# Problem to solve
Each line below must be set down exactly; omit any image you find.

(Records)

▼▼▼

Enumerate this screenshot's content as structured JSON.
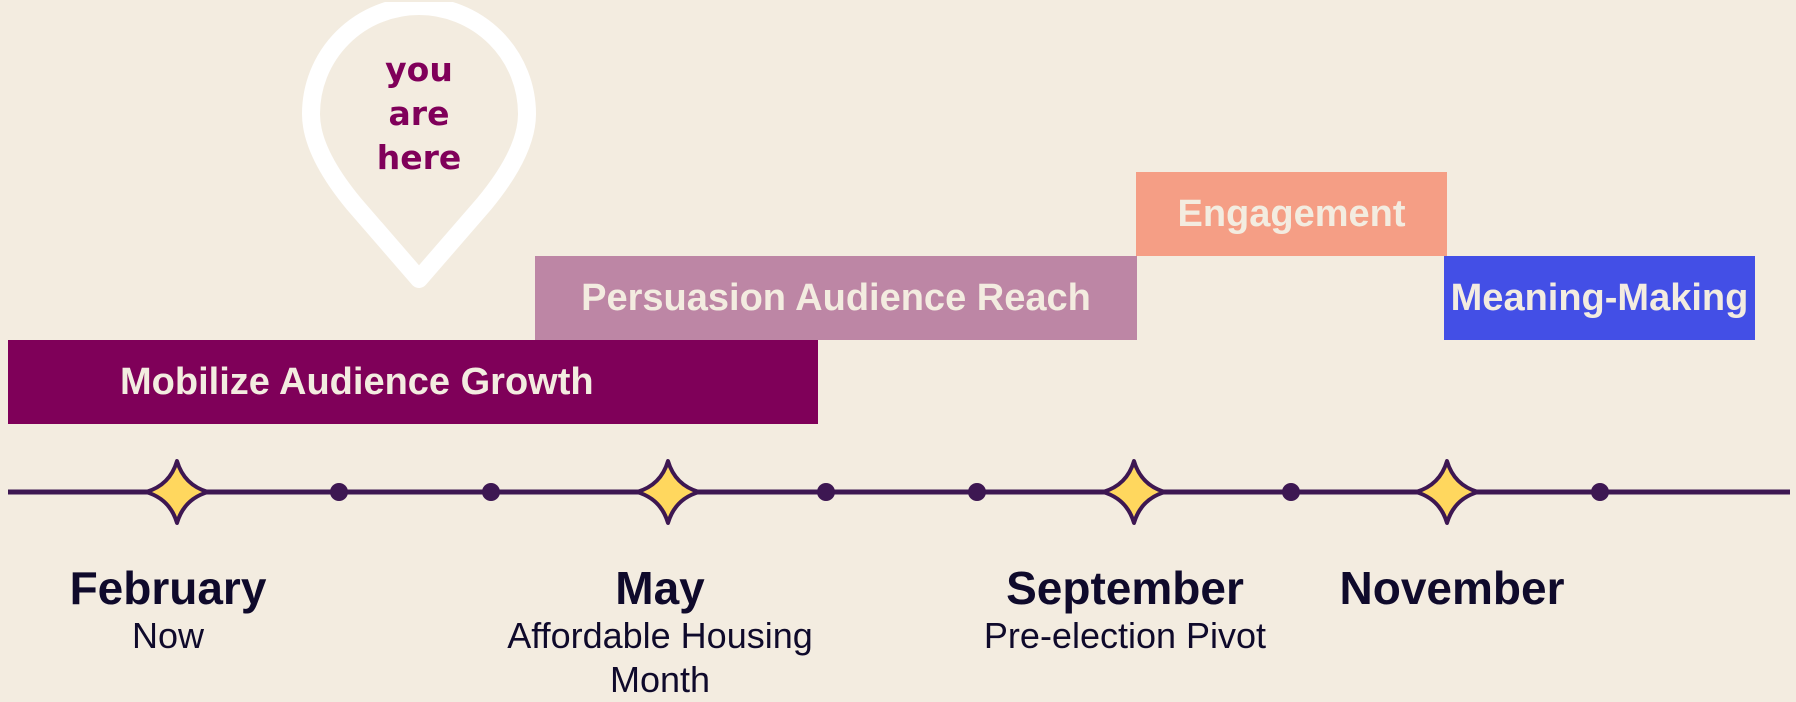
{
  "marker": {
    "line1": "you",
    "line2": "are",
    "line3": "here"
  },
  "phases": {
    "mobilize": {
      "label": "Mobilize Audience Growth",
      "color": "#7f0059",
      "text_color": "#f3ece0"
    },
    "persuasion": {
      "label": "Persuasion Audience Reach",
      "color": "#bd86a5",
      "text_color": "#f3ece0"
    },
    "engagement": {
      "label": "Engagement",
      "color": "#f59e85",
      "text_color": "#f3ece0"
    },
    "meaning": {
      "label": "Meaning-Making",
      "color": "#434fe6",
      "text_color": "#f3ece0"
    }
  },
  "timeline": {
    "line_color": "#3d1752",
    "star_fill": "#ffd75e",
    "milestones": [
      "star",
      "dot",
      "dot",
      "star",
      "dot",
      "dot",
      "star",
      "dot",
      "star",
      "dot"
    ]
  },
  "months": {
    "february": {
      "name": "February",
      "note": "Now"
    },
    "may": {
      "name": "May",
      "note_line1": "Affordable Housing",
      "note_line2": "Month"
    },
    "september": {
      "name": "September",
      "note": "Pre-election Pivot"
    },
    "november": {
      "name": "November"
    }
  }
}
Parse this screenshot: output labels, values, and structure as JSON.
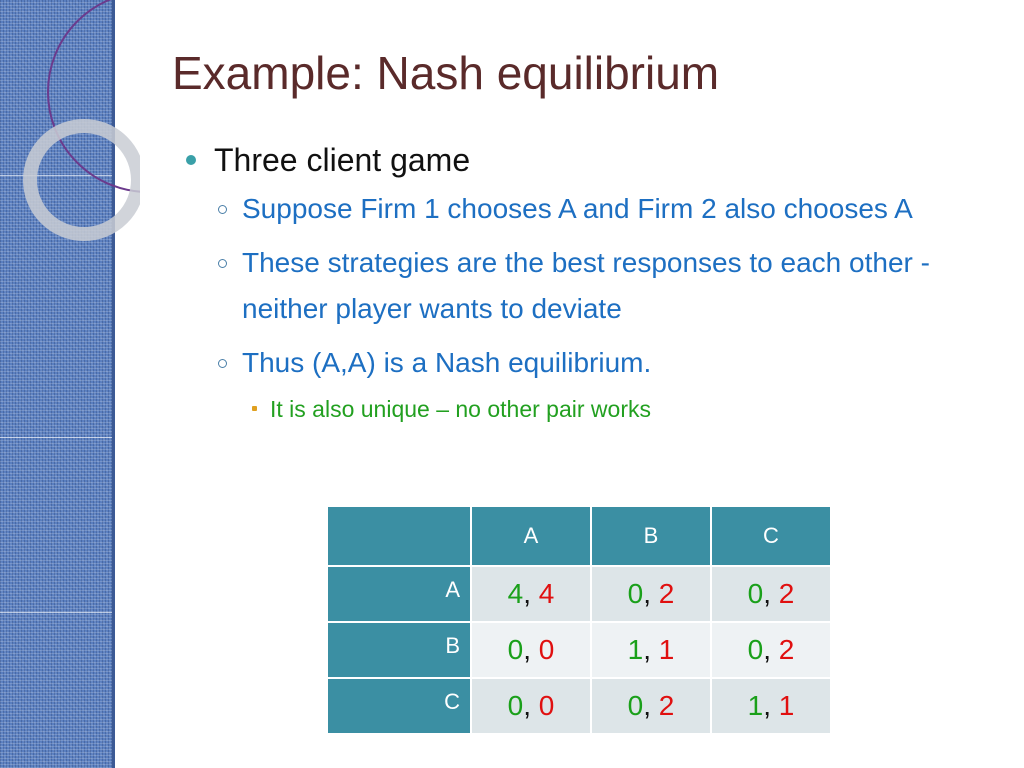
{
  "slide": {
    "title": "Example: Nash equilibrium"
  },
  "bullets": {
    "level1": "Three client game",
    "level2": [
      "Suppose Firm 1 chooses A and Firm 2 also chooses A",
      "These strategies are the best responses to each other - neither player wants to deviate",
      "Thus (A,A) is a Nash equilibrium."
    ],
    "level3": "It is also unique – no other pair works"
  },
  "table": {
    "columns": [
      "A",
      "B",
      "C"
    ],
    "rows": [
      {
        "label": "A",
        "cells": [
          {
            "p1": "4",
            "p2": "4"
          },
          {
            "p1": "0",
            "p2": "2"
          },
          {
            "p1": "0",
            "p2": "2"
          }
        ]
      },
      {
        "label": "B",
        "cells": [
          {
            "p1": "0",
            "p2": "0"
          },
          {
            "p1": "1",
            "p2": "1"
          },
          {
            "p1": "0",
            "p2": "2"
          }
        ]
      },
      {
        "label": "C",
        "cells": [
          {
            "p1": "0",
            "p2": "0"
          },
          {
            "p1": "0",
            "p2": "2"
          },
          {
            "p1": "1",
            "p2": "1"
          }
        ]
      }
    ],
    "separator": ",",
    "colors": {
      "header_bg": "#3b8fa3",
      "payoff_first": "#1aa01a",
      "payoff_second": "#e01010"
    }
  }
}
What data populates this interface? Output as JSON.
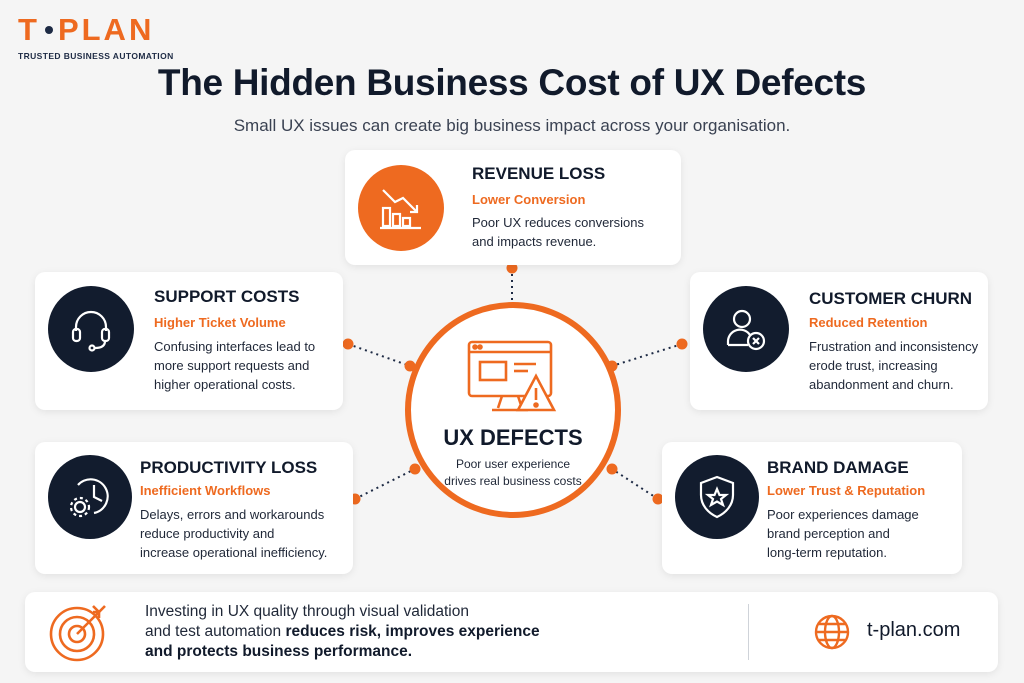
{
  "brand": {
    "name_left": "T",
    "name_right": "PLAN",
    "tagline": "TRUSTED BUSINESS AUTOMATION",
    "accent_color": "#ee6a20",
    "dark_color": "#121c2e"
  },
  "header": {
    "title": "The Hidden Business Cost of UX Defects",
    "subtitle": "Small UX issues can create big business impact across your organisation."
  },
  "center": {
    "icon": "monitor-warning-icon",
    "title": "UX DEFECTS",
    "desc_line1": "Poor user experience",
    "desc_line2": "drives real business costs"
  },
  "cards": {
    "revenue": {
      "icon": "chart-decline-icon",
      "title": "REVENUE LOSS",
      "subtitle": "Lower Conversion",
      "desc": [
        "Poor UX reduces conversions",
        "and impacts revenue."
      ]
    },
    "support": {
      "icon": "headset-icon",
      "title": "SUPPORT COSTS",
      "subtitle": "Higher Ticket Volume",
      "desc": [
        "Confusing interfaces lead to",
        "more support requests and",
        "higher operational costs."
      ]
    },
    "churn": {
      "icon": "user-remove-icon",
      "title": "CUSTOMER CHURN",
      "subtitle": "Reduced Retention",
      "desc": [
        "Frustration and inconsistency",
        "erode trust, increasing",
        "abandonment and churn."
      ]
    },
    "productivity": {
      "icon": "clock-gear-icon",
      "title": "PRODUCTIVITY LOSS",
      "subtitle": "Inefficient Workflows",
      "desc": [
        "Delays, errors and workarounds",
        "reduce productivity and",
        "increase operational inefficiency."
      ]
    },
    "brand": {
      "icon": "shield-star-icon",
      "title": "BRAND DAMAGE",
      "subtitle": "Lower Trust & Reputation",
      "desc": [
        "Poor experiences damage",
        "brand perception and",
        "long-term reputation."
      ]
    }
  },
  "footer": {
    "icon": "target-arrow-icon",
    "line1": "Investing in UX quality through visual validation",
    "line2_plain": "and test automation ",
    "line2_bold": "reduces risk, improves experience",
    "line3_bold": "and protects business performance.",
    "url_icon": "globe-icon",
    "url": "t-plan.com"
  }
}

▲▲▲

# Result
Enumerate this screenshot's content as structured JSON.
{
  "marker": {
    "line1": "you",
    "line2": "are",
    "line3": "here"
  },
  "phases": {
    "mobilize": {
      "label": "Mobilize Audience Growth",
      "color": "#7f0059",
      "text_color": "#f3ece0"
    },
    "persuasion": {
      "label": "Persuasion Audience Reach",
      "color": "#bd86a5",
      "text_color": "#f3ece0"
    },
    "engagement": {
      "label": "Engagement",
      "color": "#f59e85",
      "text_color": "#f3ece0"
    },
    "meaning": {
      "label": "Meaning-Making",
      "color": "#434fe6",
      "text_color": "#f3ece0"
    }
  },
  "timeline": {
    "line_color": "#3d1752",
    "star_fill": "#ffd75e",
    "milestones": [
      "star",
      "dot",
      "dot",
      "star",
      "dot",
      "dot",
      "star",
      "dot",
      "star",
      "dot"
    ]
  },
  "months": {
    "february": {
      "name": "February",
      "note": "Now"
    },
    "may": {
      "name": "May",
      "note_line1": "Affordable Housing",
      "note_line2": "Month"
    },
    "september": {
      "name": "September",
      "note": "Pre-election Pivot"
    },
    "november": {
      "name": "November"
    }
  }
}
Parse this screenshot: output labels, values, and structure as JSON.
{
  "slide": {
    "title": "Example: Nash equilibrium"
  },
  "bullets": {
    "level1": "Three client game",
    "level2": [
      "Suppose Firm 1 chooses A and Firm 2 also chooses A",
      "These strategies are the best responses to each other - neither player wants to deviate",
      "Thus (A,A) is a Nash equilibrium."
    ],
    "level3": "It is also unique – no other pair works"
  },
  "table": {
    "columns": [
      "A",
      "B",
      "C"
    ],
    "rows": [
      {
        "label": "A",
        "cells": [
          {
            "p1": "4",
            "p2": "4"
          },
          {
            "p1": "0",
            "p2": "2"
          },
          {
            "p1": "0",
            "p2": "2"
          }
        ]
      },
      {
        "label": "B",
        "cells": [
          {
            "p1": "0",
            "p2": "0"
          },
          {
            "p1": "1",
            "p2": "1"
          },
          {
            "p1": "0",
            "p2": "2"
          }
        ]
      },
      {
        "label": "C",
        "cells": [
          {
            "p1": "0",
            "p2": "0"
          },
          {
            "p1": "0",
            "p2": "2"
          },
          {
            "p1": "1",
            "p2": "1"
          }
        ]
      }
    ],
    "separator": ",",
    "colors": {
      "header_bg": "#3b8fa3",
      "payoff_first": "#1aa01a",
      "payoff_second": "#e01010"
    }
  }
}
What data populates this interface? Output as JSON.
{
  "brand": {
    "name_left": "T",
    "name_right": "PLAN",
    "tagline": "TRUSTED BUSINESS AUTOMATION",
    "accent_color": "#ee6a20",
    "dark_color": "#121c2e"
  },
  "header": {
    "title": "The Hidden Business Cost of UX Defects",
    "subtitle": "Small UX issues can create big business impact across your organisation."
  },
  "center": {
    "icon": "monitor-warning-icon",
    "title": "UX DEFECTS",
    "desc_line1": "Poor user experience",
    "desc_line2": "drives real business costs"
  },
  "cards": {
    "revenue": {
      "icon": "chart-decline-icon",
      "title": "REVENUE LOSS",
      "subtitle": "Lower Conversion",
      "desc": [
        "Poor UX reduces conversions",
        "and impacts revenue."
      ]
    },
    "support": {
      "icon": "headset-icon",
      "title": "SUPPORT COSTS",
      "subtitle": "Higher Ticket Volume",
      "desc": [
        "Confusing interfaces lead to",
        "more support requests and",
        "higher operational costs."
      ]
    },
    "churn": {
      "icon": "user-remove-icon",
      "title": "CUSTOMER CHURN",
      "subtitle": "Reduced Retention",
      "desc": [
        "Frustration and inconsistency",
        "erode trust, increasing",
        "abandonment and churn."
      ]
    },
    "productivity": {
      "icon": "clock-gear-icon",
      "title": "PRODUCTIVITY LOSS",
      "subtitle": "Inefficient Workflows",
      "desc": [
        "Delays, errors and workarounds",
        "reduce productivity and",
        "increase operational inefficiency."
      ]
    },
    "brand": {
      "icon": "shield-star-icon",
      "title": "BRAND DAMAGE",
      "subtitle": "Lower Trust & Reputation",
      "desc": [
        "Poor experiences damage",
        "brand perception and",
        "long-term reputation."
      ]
    }
  },
  "footer": {
    "icon": "target-arrow-icon",
    "line1": "Investing in UX quality through visual validation",
    "line2_plain": "and test automation ",
    "line2_bold": "reduces risk, improves experience",
    "line3_bold": "and protects business performance.",
    "url_icon": "globe-icon",
    "url": "t-plan.com"
  }
}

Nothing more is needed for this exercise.